[Labeled box records]
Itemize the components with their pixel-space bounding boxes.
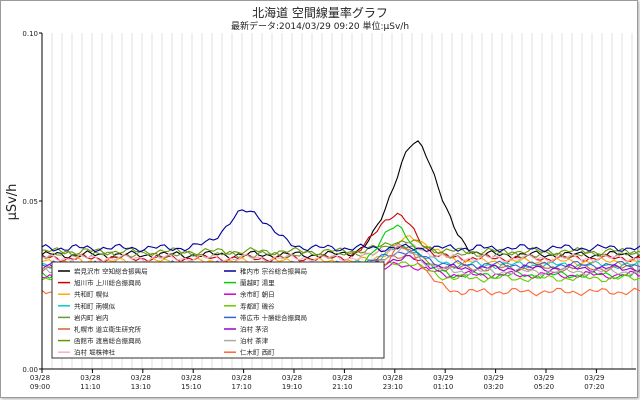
y-tick-label: 0.05 (22, 198, 38, 206)
x-tick-date: 03/28 (232, 374, 252, 382)
series-line (41, 140, 640, 260)
x-tick-time: 03:20 (484, 383, 504, 391)
legend-label: 泊村 茶津 (240, 336, 269, 345)
legend-label: 共和町 幌似 (74, 290, 109, 299)
legend-label: 共和町 南幌似 (74, 301, 116, 310)
legend-label: 泊村 茅沼 (240, 325, 268, 334)
series-line (41, 240, 640, 263)
x-tick-date: 03/28 (383, 374, 403, 382)
legend-label: 岩内町 岩内 (74, 313, 109, 322)
x-tick-time: 23:10 (383, 383, 403, 391)
x-tick-time: 05:20 (534, 383, 554, 391)
legend-label: 帯広市 十勝総合振興局 (240, 313, 307, 322)
x-tick-time: 01:10 (433, 383, 453, 391)
x-tick-date: 03/29 (534, 374, 554, 382)
legend-label: 函館市 渡島総合振興局 (74, 336, 141, 345)
x-tick-time: 11:10 (80, 383, 100, 391)
chart-title: 北海道 空間線量率グラフ (252, 6, 388, 20)
x-tick-date: 03/29 (584, 374, 604, 382)
legend-label: 岩見沢市 空知総合振興局 (74, 267, 148, 276)
y-axis-label: μSv/h (5, 184, 20, 221)
x-tick-time: 19:10 (282, 383, 302, 391)
x-tick-date: 03/28 (30, 374, 50, 382)
x-tick-date: 03/28 (332, 374, 352, 382)
chart-subtitle: 最新データ:2014/03/29 09:20 単位:μSv/h (230, 22, 410, 32)
axes: 0.000.050.1003/2809:0003/2811:1003/2813:… (22, 30, 636, 391)
x-tick-date: 03/29 (484, 374, 504, 382)
legend-label: 仁木町 西町 (240, 348, 275, 357)
x-tick-date: 03/29 (433, 374, 453, 382)
x-tick-date: 03/28 (181, 374, 201, 382)
legend-label: 余市町 朝日 (240, 290, 275, 299)
x-tick-date: 03/28 (282, 374, 302, 382)
x-tick-date: 03/28 (131, 374, 151, 382)
legend-label: 旭川市 上川総合振興局 (74, 278, 141, 287)
series-line (41, 209, 640, 253)
y-tick-label: 0.10 (22, 30, 38, 38)
x-tick-time: 07:20 (584, 383, 604, 391)
x-tick-time: 15:10 (181, 383, 201, 391)
legend-label: 札幌市 道立衛生研究所 (74, 325, 142, 334)
legend-box (51, 261, 385, 359)
x-tick-date: 03/28 (80, 374, 100, 382)
y-tick-label: 0.00 (22, 366, 38, 374)
x-tick-time: 21:10 (332, 383, 352, 391)
x-tick-time: 17:10 (232, 383, 252, 391)
x-tick-time: 13:10 (131, 383, 151, 391)
x-tick-time: 09:00 (30, 383, 50, 391)
legend-label: 蘭越町 湯里 (240, 278, 275, 287)
legend-label: 寿都町 磯谷 (240, 301, 275, 310)
legend-label: 泊村 堀株神社 (74, 348, 116, 357)
legend-label: 稚内市 宗谷総合振興局 (240, 267, 307, 276)
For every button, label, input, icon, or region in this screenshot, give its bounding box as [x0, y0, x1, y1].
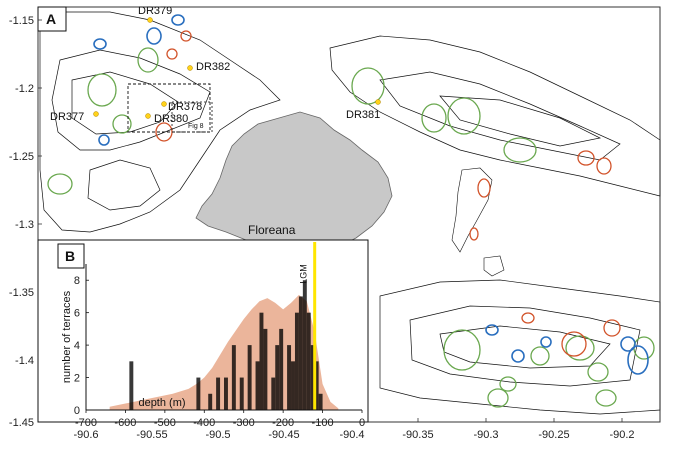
histogram-bar	[239, 377, 244, 410]
histogram-bar	[287, 345, 292, 410]
lon-tick-1: -90.6	[73, 429, 98, 441]
histogram-bar	[310, 345, 315, 410]
panel-b-label: B	[65, 248, 75, 264]
histogram-x-tick-label: -500	[154, 417, 176, 429]
histogram-bar	[247, 345, 252, 410]
histogram-bar	[129, 361, 134, 410]
histogram-bar	[298, 296, 303, 410]
histogram-bar	[224, 377, 228, 410]
histogram-bar	[216, 377, 221, 410]
histogram-bar	[255, 361, 260, 410]
lon-tick-8: -90.25	[538, 429, 569, 441]
histogram-x-tick-label: -300	[233, 417, 255, 429]
label-dr382: DR382	[196, 61, 230, 73]
histogram-bar	[231, 345, 236, 410]
histogram-chart: LGM -700 -600 -500 -400 -300 -200 -100 0 0 2 4 6 8num…	[61, 242, 365, 429]
histogram-bar	[314, 361, 319, 410]
lat-tick-1: -1.15	[9, 15, 34, 27]
histogram-y-tick-label: 0	[74, 405, 80, 417]
lat-tick-7: -1.45	[9, 417, 34, 429]
survey-swath-north-east	[329, 35, 661, 197]
histogram-xlabel: depth (m)	[138, 397, 185, 409]
lon-tick-9: -90.2	[609, 429, 634, 441]
histogram-x-tick-label: 0	[359, 417, 365, 429]
lat-tick-3: -1.25	[9, 151, 34, 163]
histogram-y-tick-label: 8	[74, 275, 80, 287]
fig8-inset-box	[127, 83, 211, 133]
histogram-x-tick-label: -700	[75, 417, 97, 429]
lgm-annotation: LGM	[299, 264, 309, 284]
lat-tick-6: -1.4	[15, 355, 34, 367]
survey-swath-middle	[451, 167, 505, 277]
histogram-bar	[291, 361, 295, 410]
histogram-bar	[208, 393, 213, 410]
label-dr380: DR380	[154, 113, 188, 125]
label-dr378: DR378	[168, 101, 202, 113]
histogram-x-tick-label: -400	[193, 417, 215, 429]
lat-tick-4: -1.3	[15, 219, 34, 231]
lon-tick-6: -90.35	[402, 429, 433, 441]
histogram-bar	[196, 377, 201, 410]
lon-tick-5: -90.4	[339, 429, 364, 441]
histogram-y-tick-label: 4	[74, 340, 80, 352]
lon-tick-3: -90.5	[205, 429, 230, 441]
histogram-bar	[306, 312, 311, 410]
lon-tick-4: -90.45	[268, 429, 299, 441]
island-label: Floreana	[248, 223, 296, 237]
lon-tick-2: -90.55	[136, 429, 167, 441]
blue-terraces	[93, 14, 649, 375]
panel-a-box	[37, 6, 67, 32]
histogram-bar	[263, 328, 268, 410]
histogram-bar	[279, 328, 284, 410]
dredge-markers	[93, 17, 381, 119]
green-terraces	[47, 47, 655, 408]
panel-a-label: A	[46, 11, 56, 27]
lon-tick-7: -90.3	[473, 429, 498, 441]
histogram-bar	[271, 377, 276, 410]
panel-b-box	[57, 243, 85, 269]
histogram-bar	[275, 345, 280, 410]
histogram-bar	[318, 393, 323, 410]
histogram-y-tick-label: 6	[74, 308, 80, 320]
fig8-inset-box-small	[171, 101, 213, 133]
histogram-bar	[294, 312, 299, 410]
histogram-x-tick-label: -600	[114, 417, 136, 429]
label-dr381: DR381	[346, 109, 380, 121]
lat-tick-5: -1.35	[9, 287, 34, 299]
histogram-bar	[259, 312, 264, 410]
survey-swath-northwest	[39, 11, 281, 233]
label-dr377: DR377	[50, 111, 84, 123]
fig8-label: Fig 8	[188, 123, 204, 130]
label-dr379: DR379	[138, 5, 172, 17]
histogram-x-tick-label: -100	[312, 417, 334, 429]
histogram-bar	[302, 280, 307, 410]
histogram-x-tick-label: -200	[272, 417, 294, 429]
histogram-ylabel: number of terraces	[61, 290, 73, 383]
lat-tick-2: -1.2	[15, 83, 34, 95]
red-terraces	[155, 30, 621, 357]
histogram-y-tick-label: 2	[74, 373, 80, 385]
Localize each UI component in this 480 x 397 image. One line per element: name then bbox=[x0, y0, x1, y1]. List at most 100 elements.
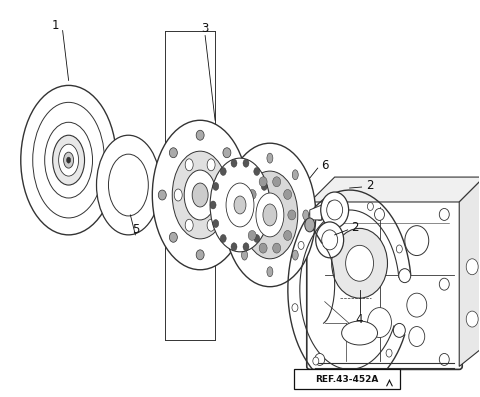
Ellipse shape bbox=[64, 152, 73, 168]
Text: 6: 6 bbox=[321, 159, 328, 172]
Ellipse shape bbox=[207, 219, 215, 231]
Ellipse shape bbox=[241, 170, 248, 180]
Text: 1: 1 bbox=[52, 19, 60, 32]
Ellipse shape bbox=[439, 278, 449, 290]
Ellipse shape bbox=[152, 120, 248, 270]
Ellipse shape bbox=[273, 177, 281, 187]
Ellipse shape bbox=[231, 159, 237, 167]
Ellipse shape bbox=[158, 190, 166, 200]
Ellipse shape bbox=[248, 231, 256, 241]
Ellipse shape bbox=[298, 241, 304, 249]
Ellipse shape bbox=[21, 85, 117, 235]
Ellipse shape bbox=[207, 159, 215, 171]
Ellipse shape bbox=[267, 153, 273, 163]
Polygon shape bbox=[310, 205, 322, 220]
Ellipse shape bbox=[316, 222, 344, 258]
Ellipse shape bbox=[407, 293, 427, 317]
Ellipse shape bbox=[315, 353, 324, 365]
Ellipse shape bbox=[256, 193, 284, 237]
Ellipse shape bbox=[224, 143, 316, 287]
Ellipse shape bbox=[261, 220, 267, 227]
Ellipse shape bbox=[439, 208, 449, 220]
Ellipse shape bbox=[53, 135, 84, 185]
Ellipse shape bbox=[264, 201, 270, 209]
Ellipse shape bbox=[367, 202, 373, 210]
Ellipse shape bbox=[327, 200, 343, 220]
Ellipse shape bbox=[288, 210, 296, 220]
Ellipse shape bbox=[244, 210, 252, 220]
Ellipse shape bbox=[196, 130, 204, 140]
Ellipse shape bbox=[259, 243, 267, 253]
Ellipse shape bbox=[243, 243, 249, 251]
Ellipse shape bbox=[234, 196, 246, 214]
Ellipse shape bbox=[267, 267, 273, 277]
Ellipse shape bbox=[342, 321, 377, 345]
Ellipse shape bbox=[210, 158, 270, 252]
Ellipse shape bbox=[313, 357, 319, 365]
Ellipse shape bbox=[223, 148, 231, 158]
Ellipse shape bbox=[292, 304, 298, 312]
Ellipse shape bbox=[350, 375, 356, 383]
Text: 2: 2 bbox=[366, 179, 373, 191]
Polygon shape bbox=[310, 177, 480, 202]
Ellipse shape bbox=[396, 245, 402, 253]
Ellipse shape bbox=[33, 102, 105, 218]
Ellipse shape bbox=[273, 243, 281, 253]
Ellipse shape bbox=[466, 259, 478, 275]
Ellipse shape bbox=[405, 225, 429, 256]
Ellipse shape bbox=[226, 183, 254, 227]
Ellipse shape bbox=[439, 353, 449, 365]
Ellipse shape bbox=[328, 201, 334, 209]
Ellipse shape bbox=[213, 182, 219, 191]
Ellipse shape bbox=[59, 144, 79, 176]
Ellipse shape bbox=[67, 157, 71, 163]
Ellipse shape bbox=[96, 135, 160, 235]
Ellipse shape bbox=[108, 154, 148, 216]
Ellipse shape bbox=[303, 210, 309, 220]
Ellipse shape bbox=[231, 210, 237, 220]
Text: 4: 4 bbox=[356, 313, 363, 326]
Ellipse shape bbox=[321, 192, 348, 228]
Ellipse shape bbox=[292, 250, 298, 260]
Ellipse shape bbox=[346, 245, 373, 281]
Ellipse shape bbox=[234, 190, 242, 200]
Ellipse shape bbox=[185, 159, 193, 171]
Ellipse shape bbox=[196, 250, 204, 260]
Ellipse shape bbox=[45, 122, 93, 198]
Polygon shape bbox=[459, 177, 480, 366]
Text: 5: 5 bbox=[132, 224, 139, 236]
Ellipse shape bbox=[292, 170, 298, 180]
Ellipse shape bbox=[263, 204, 277, 226]
Ellipse shape bbox=[184, 170, 216, 220]
Ellipse shape bbox=[386, 349, 392, 357]
Ellipse shape bbox=[210, 201, 216, 209]
Ellipse shape bbox=[174, 189, 182, 201]
FancyBboxPatch shape bbox=[307, 199, 462, 369]
Ellipse shape bbox=[223, 232, 231, 242]
Ellipse shape bbox=[169, 148, 177, 158]
Ellipse shape bbox=[322, 230, 337, 250]
Ellipse shape bbox=[220, 168, 226, 175]
Ellipse shape bbox=[409, 327, 425, 347]
Text: REF.43-452A: REF.43-452A bbox=[315, 375, 378, 384]
Ellipse shape bbox=[220, 235, 226, 243]
Ellipse shape bbox=[393, 324, 405, 337]
Ellipse shape bbox=[254, 235, 260, 243]
Ellipse shape bbox=[284, 189, 292, 199]
Ellipse shape bbox=[466, 311, 478, 327]
Ellipse shape bbox=[231, 243, 237, 251]
Ellipse shape bbox=[399, 269, 411, 283]
Ellipse shape bbox=[374, 208, 384, 220]
Text: 2: 2 bbox=[351, 222, 359, 234]
Ellipse shape bbox=[172, 151, 228, 239]
Ellipse shape bbox=[259, 177, 267, 187]
Ellipse shape bbox=[213, 220, 219, 227]
Ellipse shape bbox=[305, 218, 315, 232]
Ellipse shape bbox=[368, 308, 392, 337]
Ellipse shape bbox=[332, 228, 387, 298]
Ellipse shape bbox=[242, 171, 298, 259]
Ellipse shape bbox=[241, 250, 248, 260]
Ellipse shape bbox=[243, 159, 249, 167]
FancyBboxPatch shape bbox=[294, 369, 400, 389]
Ellipse shape bbox=[192, 183, 208, 207]
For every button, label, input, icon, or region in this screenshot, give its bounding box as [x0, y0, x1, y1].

[What the task asks] Write out the lines of the data from the line that contains "377, 244, 410]" to the line that contains "345, 252, 410]", reproducing each one without change.

[Problem solution]
histogram-bar	[239, 377, 244, 410]
histogram-bar	[287, 345, 292, 410]
lon-tick-1: -90.6	[73, 429, 98, 441]
histogram-bar	[310, 345, 315, 410]
panel-b-label: B	[65, 248, 75, 264]
histogram-x-tick-label: -500	[154, 417, 176, 429]
histogram-bar	[247, 345, 252, 410]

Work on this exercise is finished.